Indiquez si l'article sur les exposés confirme chacune des affirmations suivantes. Répondez par oui ou par non et citez mot pour mot les mots de l'article qui tranchent.
1. Rudy Jeanne propose une autre formule à la place du mot « hypnose ».
2. Dans le passage cité de Bertrand Russell, ce genre d'associations ne se trouve que chez l'homme.
3. Thomas Suzan a présenté le statut épistémique du savoir scientifique à partir du XVIIIe siècle.

▸ **Article**
------------------------------------------------------------
Rudy Jeanne nous a fait un exposé sur l’hypnose comme concept, avec une riche discussion sur un point que je défends depuis longtemps, mais sur lequel j’ai possiblement tort : je pense que l’histoire, longue et hétéroclite du nom « hypnose », couplée au fait que le sens scientifique et le sens populaire s’éloignent en permanence, nécessiterait qu’on abandonne le concept. Rudy propose d’ailleurs à la place « état de focalisation attentionnelle externe intense amenant à une sensibilité suggestive accrue », ce qui me semble bien plus juste / bien moins fantasmagorique.
Enfin, Thomas Suzan nous a brossé une esquisse du statut épistémique du savoir scientifique du XVIIe siècle à nos jours, montrant les défauts de l’inductivisme, les écueils du positivisme, les limites du falsificationnisme, les contours du relativisme de Paul Feyerabend. Cela m’a fait penser à cette critique de l’induction de Bertrand Russell, dont j’ai retrouvé le texte.
« Ce genre d’associations n’est pas réservé à l’homme ; on le trouve de façon très marquée chez l’animal. Un cheval qu’on a souvent mené sur une route résiste à changer de direction. Les animaux domestiques s’attendent à manger dès qu’ils voient la personne qui leur apporte d’ordinaire leur nourriture. Nous savons bien qu’en raison de leur caractère rudimentaire, ces attentes de l’uniformité peuvent être déçues. L’homme qui a nourri le poulet tous les jours de sa vie finit par lui tordre le cou, montrant par là qu’il eût été bien utile au dit poulet d’avoir une vision plus subtile de l’uniformité de la nature.
------------------------------------------------------------
▸ **Données affichées**
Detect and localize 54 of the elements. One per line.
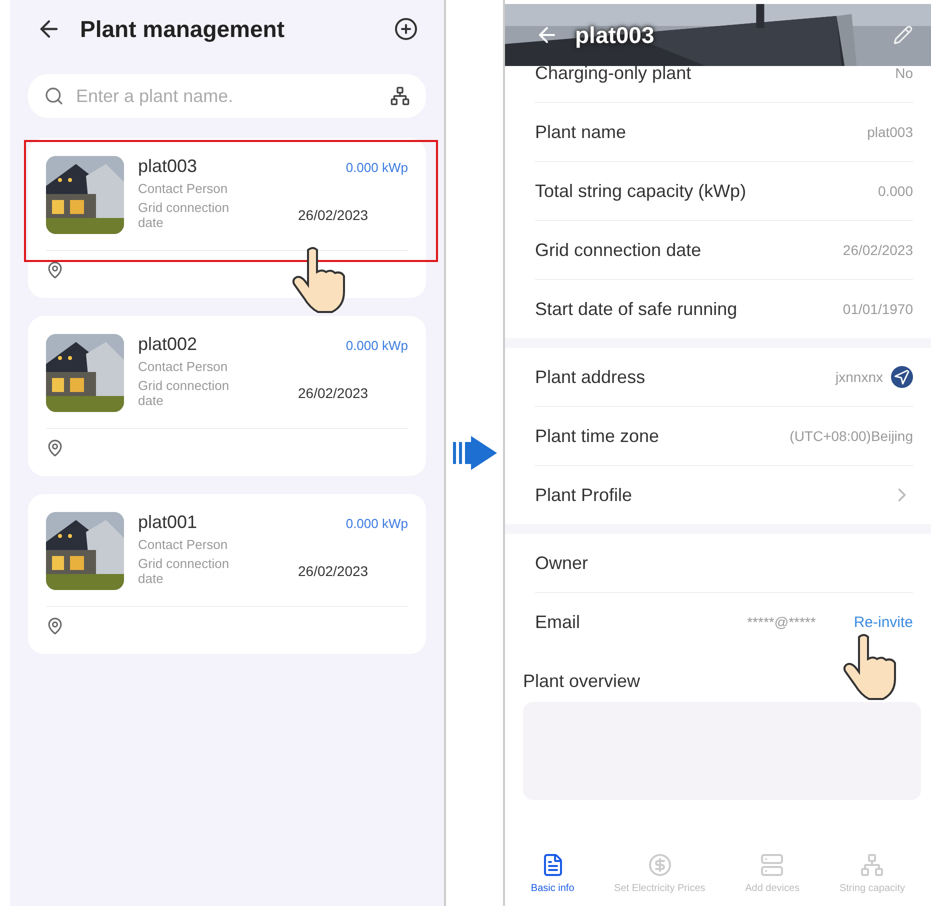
------------------------------------------------------------
▸ **Réponse rédigée**
1. Oui : “Rudy propose d’ailleurs à la place « état de focalisation attentionnelle externe intense amenant à une sensibilité suggestive accrue »”
2. Non : « Ce genre d’associations n’est pas réservé à l’homme ; on le trouve de façon très marquée chez l’animal. »
3. Non : « du XVIIe siècle à nos jours »